Exercise task: Copy out each line of the data holding "into".

Records to use:
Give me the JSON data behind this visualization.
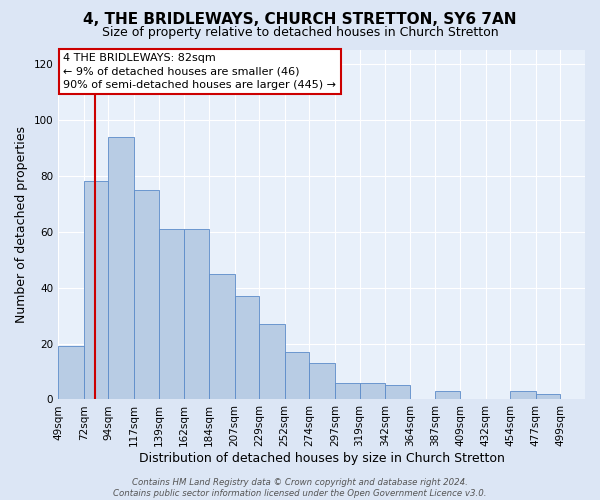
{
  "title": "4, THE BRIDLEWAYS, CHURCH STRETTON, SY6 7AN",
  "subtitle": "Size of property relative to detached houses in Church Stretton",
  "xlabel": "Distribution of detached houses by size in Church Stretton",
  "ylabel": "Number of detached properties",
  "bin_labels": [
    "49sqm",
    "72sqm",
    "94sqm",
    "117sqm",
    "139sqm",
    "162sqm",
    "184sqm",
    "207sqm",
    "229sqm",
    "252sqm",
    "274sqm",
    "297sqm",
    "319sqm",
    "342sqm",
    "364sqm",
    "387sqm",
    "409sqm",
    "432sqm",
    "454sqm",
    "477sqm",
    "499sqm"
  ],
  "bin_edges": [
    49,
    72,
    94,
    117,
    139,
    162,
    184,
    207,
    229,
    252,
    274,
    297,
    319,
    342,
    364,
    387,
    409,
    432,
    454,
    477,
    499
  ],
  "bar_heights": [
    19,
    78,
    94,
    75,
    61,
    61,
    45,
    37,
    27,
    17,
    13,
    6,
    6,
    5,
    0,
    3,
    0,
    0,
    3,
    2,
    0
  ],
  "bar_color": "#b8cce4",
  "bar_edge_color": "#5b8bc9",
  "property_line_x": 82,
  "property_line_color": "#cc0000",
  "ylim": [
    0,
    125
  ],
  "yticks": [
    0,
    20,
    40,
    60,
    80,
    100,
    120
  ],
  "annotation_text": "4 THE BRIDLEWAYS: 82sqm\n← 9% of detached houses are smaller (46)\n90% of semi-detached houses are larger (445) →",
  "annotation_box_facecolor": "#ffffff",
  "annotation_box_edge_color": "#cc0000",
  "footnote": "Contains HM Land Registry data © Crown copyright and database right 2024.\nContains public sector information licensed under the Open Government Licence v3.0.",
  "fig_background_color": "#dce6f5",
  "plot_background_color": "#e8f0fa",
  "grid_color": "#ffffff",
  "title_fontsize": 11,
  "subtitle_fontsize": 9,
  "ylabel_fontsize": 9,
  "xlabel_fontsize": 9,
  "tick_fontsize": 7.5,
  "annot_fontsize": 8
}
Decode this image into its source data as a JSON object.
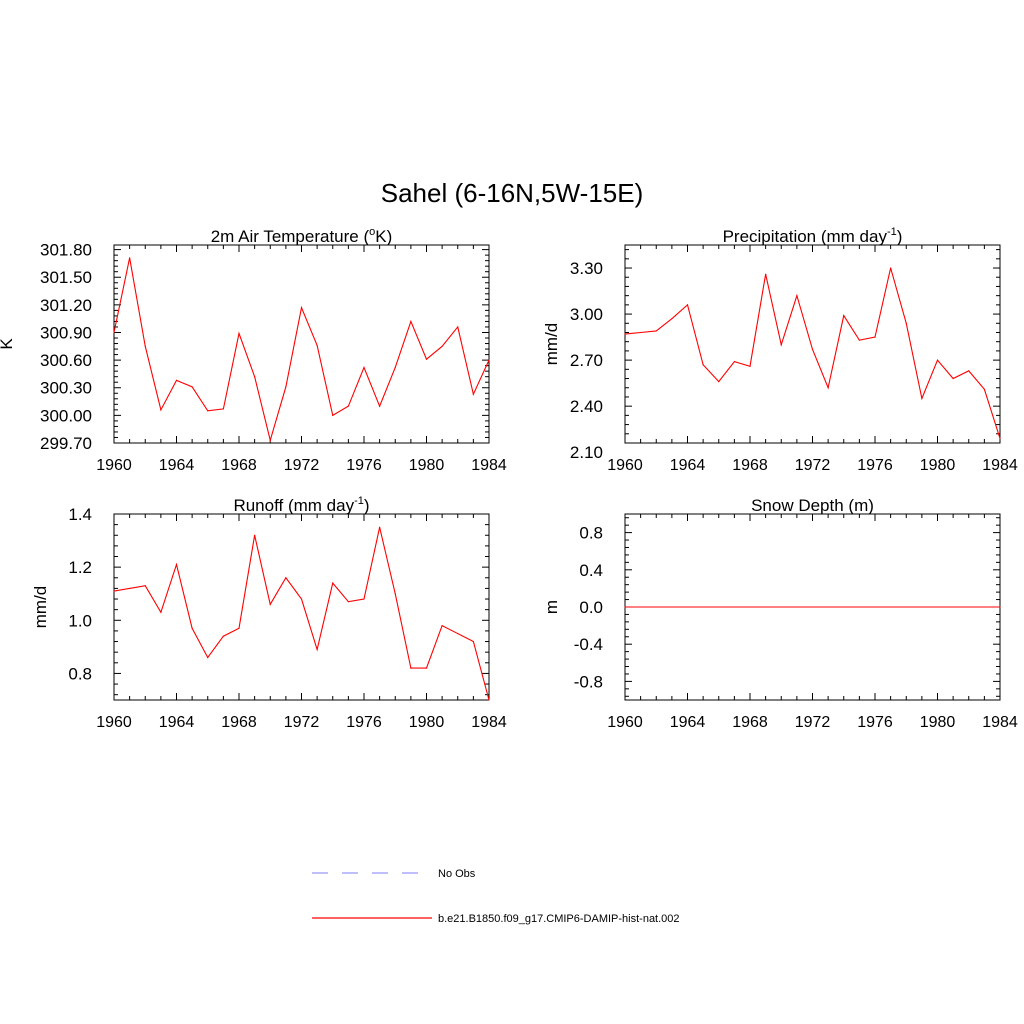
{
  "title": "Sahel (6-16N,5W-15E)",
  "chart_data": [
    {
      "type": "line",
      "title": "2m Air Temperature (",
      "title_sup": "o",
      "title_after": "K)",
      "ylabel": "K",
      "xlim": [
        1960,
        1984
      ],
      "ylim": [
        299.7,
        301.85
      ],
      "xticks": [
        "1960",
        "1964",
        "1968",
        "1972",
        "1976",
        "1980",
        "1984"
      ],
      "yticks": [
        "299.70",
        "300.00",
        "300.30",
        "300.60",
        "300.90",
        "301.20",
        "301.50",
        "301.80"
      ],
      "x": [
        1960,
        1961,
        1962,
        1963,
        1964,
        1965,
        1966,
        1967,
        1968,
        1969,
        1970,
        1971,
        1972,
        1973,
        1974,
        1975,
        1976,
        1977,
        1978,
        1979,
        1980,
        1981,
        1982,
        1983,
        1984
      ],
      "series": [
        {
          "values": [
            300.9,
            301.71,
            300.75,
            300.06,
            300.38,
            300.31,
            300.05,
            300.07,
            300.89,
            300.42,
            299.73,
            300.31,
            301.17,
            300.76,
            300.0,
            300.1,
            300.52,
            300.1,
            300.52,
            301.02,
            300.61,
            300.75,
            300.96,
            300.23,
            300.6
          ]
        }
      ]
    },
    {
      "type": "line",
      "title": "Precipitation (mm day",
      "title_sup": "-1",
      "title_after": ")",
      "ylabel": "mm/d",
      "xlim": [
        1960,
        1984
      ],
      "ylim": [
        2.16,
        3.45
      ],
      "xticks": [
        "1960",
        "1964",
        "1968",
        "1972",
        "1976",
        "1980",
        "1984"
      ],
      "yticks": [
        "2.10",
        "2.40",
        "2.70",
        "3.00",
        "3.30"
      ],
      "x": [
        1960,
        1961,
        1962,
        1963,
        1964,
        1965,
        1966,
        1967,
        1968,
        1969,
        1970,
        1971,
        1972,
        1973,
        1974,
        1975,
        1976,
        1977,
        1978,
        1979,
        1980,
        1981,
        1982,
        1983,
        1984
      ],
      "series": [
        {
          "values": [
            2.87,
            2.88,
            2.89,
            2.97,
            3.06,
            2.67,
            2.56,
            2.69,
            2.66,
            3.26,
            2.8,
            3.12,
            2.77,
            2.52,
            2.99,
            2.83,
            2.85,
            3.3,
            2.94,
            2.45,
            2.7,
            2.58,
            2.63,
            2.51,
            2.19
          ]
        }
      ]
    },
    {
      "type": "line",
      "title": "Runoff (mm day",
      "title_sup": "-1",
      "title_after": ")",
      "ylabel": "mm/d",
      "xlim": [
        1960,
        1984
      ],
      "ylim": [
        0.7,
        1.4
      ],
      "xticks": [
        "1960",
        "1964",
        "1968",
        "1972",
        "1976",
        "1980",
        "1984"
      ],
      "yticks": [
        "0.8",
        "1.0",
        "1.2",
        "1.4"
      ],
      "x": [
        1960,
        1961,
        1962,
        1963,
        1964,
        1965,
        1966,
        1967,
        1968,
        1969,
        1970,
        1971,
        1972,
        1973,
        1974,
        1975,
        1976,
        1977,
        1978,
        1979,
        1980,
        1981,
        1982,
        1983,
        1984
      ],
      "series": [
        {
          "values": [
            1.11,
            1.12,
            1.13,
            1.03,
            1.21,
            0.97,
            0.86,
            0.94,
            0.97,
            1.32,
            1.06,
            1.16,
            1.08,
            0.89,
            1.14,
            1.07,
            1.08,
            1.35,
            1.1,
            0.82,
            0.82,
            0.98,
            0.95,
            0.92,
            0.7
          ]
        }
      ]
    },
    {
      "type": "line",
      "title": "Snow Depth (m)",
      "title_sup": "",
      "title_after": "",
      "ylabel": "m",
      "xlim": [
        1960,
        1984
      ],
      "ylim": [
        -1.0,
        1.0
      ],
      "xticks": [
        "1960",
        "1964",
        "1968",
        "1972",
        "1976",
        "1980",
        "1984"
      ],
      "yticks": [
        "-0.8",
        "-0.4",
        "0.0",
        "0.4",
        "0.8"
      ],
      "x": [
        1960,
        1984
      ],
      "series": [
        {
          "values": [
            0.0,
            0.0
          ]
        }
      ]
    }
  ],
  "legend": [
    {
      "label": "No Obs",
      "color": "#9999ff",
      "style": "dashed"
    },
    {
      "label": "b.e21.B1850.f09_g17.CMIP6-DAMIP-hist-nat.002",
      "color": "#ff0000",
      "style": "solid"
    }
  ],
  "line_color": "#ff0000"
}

...

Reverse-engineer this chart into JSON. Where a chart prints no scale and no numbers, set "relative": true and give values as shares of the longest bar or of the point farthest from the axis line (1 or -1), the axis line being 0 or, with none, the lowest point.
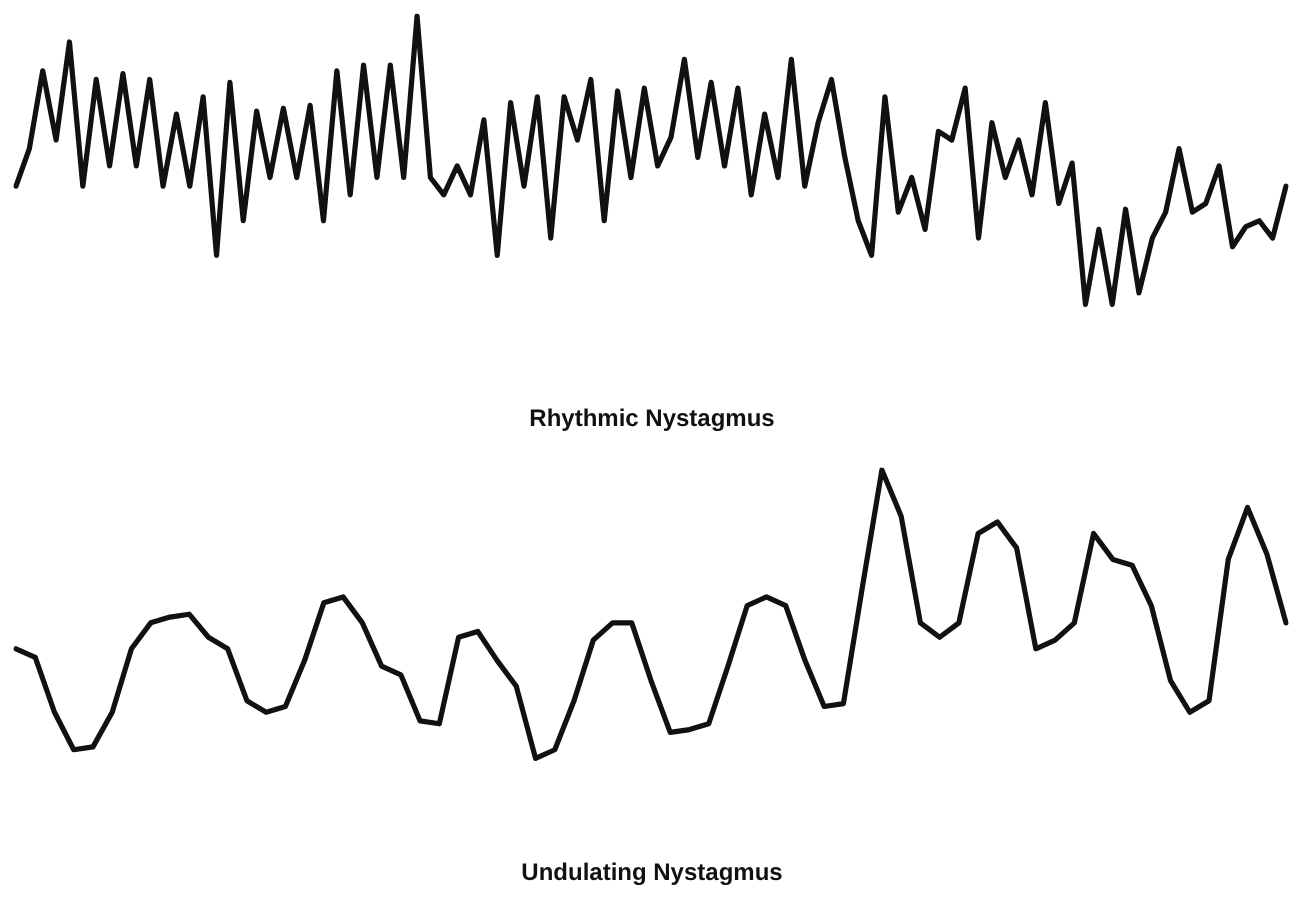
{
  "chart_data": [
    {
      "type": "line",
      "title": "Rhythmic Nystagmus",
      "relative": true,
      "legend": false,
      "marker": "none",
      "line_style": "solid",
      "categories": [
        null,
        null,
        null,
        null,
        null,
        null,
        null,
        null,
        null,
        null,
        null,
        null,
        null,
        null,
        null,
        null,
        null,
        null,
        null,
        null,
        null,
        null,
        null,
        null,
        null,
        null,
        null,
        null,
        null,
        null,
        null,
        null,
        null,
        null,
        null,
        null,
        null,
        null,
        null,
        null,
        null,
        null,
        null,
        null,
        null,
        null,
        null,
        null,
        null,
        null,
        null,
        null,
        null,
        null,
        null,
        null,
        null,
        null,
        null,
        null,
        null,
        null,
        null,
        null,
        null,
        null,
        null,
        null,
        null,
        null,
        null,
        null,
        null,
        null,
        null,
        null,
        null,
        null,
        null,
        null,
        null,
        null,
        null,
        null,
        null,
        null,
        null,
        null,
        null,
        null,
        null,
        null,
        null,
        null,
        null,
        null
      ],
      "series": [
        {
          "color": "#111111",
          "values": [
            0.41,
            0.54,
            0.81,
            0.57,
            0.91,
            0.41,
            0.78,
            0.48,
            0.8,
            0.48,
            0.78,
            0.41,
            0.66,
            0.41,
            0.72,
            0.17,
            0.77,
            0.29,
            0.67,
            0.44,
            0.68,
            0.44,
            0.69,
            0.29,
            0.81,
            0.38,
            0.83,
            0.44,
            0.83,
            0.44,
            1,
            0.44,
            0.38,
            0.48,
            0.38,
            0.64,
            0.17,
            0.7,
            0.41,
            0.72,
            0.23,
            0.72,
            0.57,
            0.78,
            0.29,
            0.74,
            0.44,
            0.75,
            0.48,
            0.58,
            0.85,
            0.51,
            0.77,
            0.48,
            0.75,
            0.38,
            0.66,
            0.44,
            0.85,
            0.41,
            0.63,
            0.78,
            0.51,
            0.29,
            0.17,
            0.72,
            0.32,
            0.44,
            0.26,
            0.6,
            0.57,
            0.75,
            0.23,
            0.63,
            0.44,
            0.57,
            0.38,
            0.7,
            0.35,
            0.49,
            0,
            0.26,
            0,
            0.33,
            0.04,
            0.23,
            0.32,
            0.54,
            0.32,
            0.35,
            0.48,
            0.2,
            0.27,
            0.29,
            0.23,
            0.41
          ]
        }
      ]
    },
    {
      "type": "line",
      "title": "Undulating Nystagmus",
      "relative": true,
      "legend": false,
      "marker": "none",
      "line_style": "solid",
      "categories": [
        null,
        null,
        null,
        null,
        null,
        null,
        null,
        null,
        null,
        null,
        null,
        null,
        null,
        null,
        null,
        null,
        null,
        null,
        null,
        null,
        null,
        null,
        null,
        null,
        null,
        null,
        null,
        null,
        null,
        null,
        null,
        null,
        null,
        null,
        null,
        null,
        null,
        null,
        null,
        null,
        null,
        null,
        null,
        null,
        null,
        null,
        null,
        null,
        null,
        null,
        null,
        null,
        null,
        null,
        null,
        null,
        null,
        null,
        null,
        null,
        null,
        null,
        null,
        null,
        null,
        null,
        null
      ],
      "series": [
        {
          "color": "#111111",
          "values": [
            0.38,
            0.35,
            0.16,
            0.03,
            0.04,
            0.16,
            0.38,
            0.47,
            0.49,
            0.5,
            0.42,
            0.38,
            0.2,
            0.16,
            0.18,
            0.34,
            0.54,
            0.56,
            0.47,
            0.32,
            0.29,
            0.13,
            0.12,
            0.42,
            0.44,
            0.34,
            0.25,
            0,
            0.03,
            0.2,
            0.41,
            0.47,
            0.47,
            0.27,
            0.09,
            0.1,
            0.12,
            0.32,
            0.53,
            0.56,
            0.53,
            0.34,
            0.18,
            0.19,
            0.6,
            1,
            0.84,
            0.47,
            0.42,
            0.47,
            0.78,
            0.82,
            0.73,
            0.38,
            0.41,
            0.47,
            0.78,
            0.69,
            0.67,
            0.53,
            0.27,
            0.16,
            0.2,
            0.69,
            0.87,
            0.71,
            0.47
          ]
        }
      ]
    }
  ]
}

Final result:
Decode this image into its source data as a JSON object.
Reverse-engineer this chart into JSON. Where a chart prints no scale and no numbers, set "relative": true and give values as shares of the longest bar or of the point farthest from the axis line (1 or -1), the axis line being 0 or, with none, the lowest point.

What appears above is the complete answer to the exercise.